→ Job: From the line with "What data was" to the final line of the records, reproduce every line exactly and only those lines.
— START Data excerpts —
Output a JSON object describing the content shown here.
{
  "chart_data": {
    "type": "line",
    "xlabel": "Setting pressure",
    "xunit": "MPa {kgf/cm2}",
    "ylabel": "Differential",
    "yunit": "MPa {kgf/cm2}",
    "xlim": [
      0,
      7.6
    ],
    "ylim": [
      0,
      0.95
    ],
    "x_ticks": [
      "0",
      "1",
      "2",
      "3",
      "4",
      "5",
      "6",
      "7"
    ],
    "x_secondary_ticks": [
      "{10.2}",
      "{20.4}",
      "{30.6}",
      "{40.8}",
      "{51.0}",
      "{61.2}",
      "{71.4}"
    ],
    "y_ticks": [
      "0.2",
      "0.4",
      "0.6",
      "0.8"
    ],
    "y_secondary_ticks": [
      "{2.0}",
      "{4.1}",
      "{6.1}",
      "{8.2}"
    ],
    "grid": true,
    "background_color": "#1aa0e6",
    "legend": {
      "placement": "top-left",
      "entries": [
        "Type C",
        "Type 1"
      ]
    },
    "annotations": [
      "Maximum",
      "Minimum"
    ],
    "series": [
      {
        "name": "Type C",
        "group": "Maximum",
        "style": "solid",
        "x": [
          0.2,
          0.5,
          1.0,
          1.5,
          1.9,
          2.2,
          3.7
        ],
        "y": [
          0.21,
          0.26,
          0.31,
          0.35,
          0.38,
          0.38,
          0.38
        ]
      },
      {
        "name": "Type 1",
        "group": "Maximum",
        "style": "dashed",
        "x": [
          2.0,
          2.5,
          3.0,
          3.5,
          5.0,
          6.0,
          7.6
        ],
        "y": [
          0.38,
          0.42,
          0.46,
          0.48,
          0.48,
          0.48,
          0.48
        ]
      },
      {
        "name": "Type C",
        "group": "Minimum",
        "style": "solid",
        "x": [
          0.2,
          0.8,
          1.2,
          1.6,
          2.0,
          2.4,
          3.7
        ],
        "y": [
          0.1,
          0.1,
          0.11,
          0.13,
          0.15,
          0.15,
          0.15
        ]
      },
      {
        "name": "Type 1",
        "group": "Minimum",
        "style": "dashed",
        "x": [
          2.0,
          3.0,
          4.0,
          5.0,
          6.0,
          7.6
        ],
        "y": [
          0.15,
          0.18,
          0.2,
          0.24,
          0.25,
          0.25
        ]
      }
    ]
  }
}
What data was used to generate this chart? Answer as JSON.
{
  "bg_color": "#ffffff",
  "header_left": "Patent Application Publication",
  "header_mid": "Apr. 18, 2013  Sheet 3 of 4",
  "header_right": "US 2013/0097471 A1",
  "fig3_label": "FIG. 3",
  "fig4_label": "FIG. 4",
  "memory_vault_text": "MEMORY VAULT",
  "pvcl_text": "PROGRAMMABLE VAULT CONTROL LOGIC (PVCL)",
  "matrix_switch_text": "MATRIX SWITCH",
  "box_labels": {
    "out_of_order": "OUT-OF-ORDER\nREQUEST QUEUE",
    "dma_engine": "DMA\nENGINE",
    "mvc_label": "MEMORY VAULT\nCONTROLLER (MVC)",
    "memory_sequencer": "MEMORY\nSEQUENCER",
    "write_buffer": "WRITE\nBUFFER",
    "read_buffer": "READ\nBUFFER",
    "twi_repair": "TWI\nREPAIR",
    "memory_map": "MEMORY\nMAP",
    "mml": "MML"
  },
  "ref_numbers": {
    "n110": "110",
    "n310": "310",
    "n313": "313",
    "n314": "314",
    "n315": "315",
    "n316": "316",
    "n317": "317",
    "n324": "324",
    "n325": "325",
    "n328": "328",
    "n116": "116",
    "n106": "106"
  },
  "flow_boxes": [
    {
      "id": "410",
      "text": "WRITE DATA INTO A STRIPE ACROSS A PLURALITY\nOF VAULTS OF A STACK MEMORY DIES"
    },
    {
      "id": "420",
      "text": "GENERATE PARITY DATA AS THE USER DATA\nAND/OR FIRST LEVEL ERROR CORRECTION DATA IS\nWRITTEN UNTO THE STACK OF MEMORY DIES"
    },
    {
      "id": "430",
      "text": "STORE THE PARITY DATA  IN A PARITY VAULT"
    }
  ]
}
— END Data excerpts —
→ Exercise solution:
What data was used to generate this chart? Answer as JSON.
{
  "bg_color": "#ffffff",
  "header_left": "Patent Application Publication",
  "header_mid": "Apr. 18, 2013  Sheet 3 of 4",
  "header_right": "US 2013/0097471 A1",
  "fig3_label": "FIG. 3",
  "fig4_label": "FIG. 4",
  "memory_vault_text": "MEMORY VAULT",
  "pvcl_text": "PROGRAMMABLE VAULT CONTROL LOGIC (PVCL)",
  "matrix_switch_text": "MATRIX SWITCH",
  "box_labels": {
    "out_of_order": "OUT-OF-ORDER\nREQUEST QUEUE",
    "dma_engine": "DMA\nENGINE",
    "mvc_label": "MEMORY VAULT\nCONTROLLER (MVC)",
    "memory_sequencer": "MEMORY\nSEQUENCER",
    "write_buffer": "WRITE\nBUFFER",
    "read_buffer": "READ\nBUFFER",
    "twi_repair": "TWI\nREPAIR",
    "memory_map": "MEMORY\nMAP",
    "mml": "MML"
  },
  "ref_numbers": {
    "n110": "110",
    "n310": "310",
    "n313": "313",
    "n314": "314",
    "n315": "315",
    "n316": "316",
    "n317": "317",
    "n324": "324",
    "n325": "325",
    "n328": "328",
    "n116": "116",
    "n106": "106"
  },
  "flow_boxes": [
    {
      "id": "410",
      "text": "WRITE DATA INTO A STRIPE ACROSS A PLURALITY\nOF VAULTS OF A STACK MEMORY DIES"
    },
    {
      "id": "420",
      "text": "GENERATE PARITY DATA AS THE USER DATA\nAND/OR FIRST LEVEL ERROR CORRECTION DATA IS\nWRITTEN UNTO THE STACK OF MEMORY DIES"
    },
    {
      "id": "430",
      "text": "STORE THE PARITY DATA  IN A PARITY VAULT"
    }
  ]
}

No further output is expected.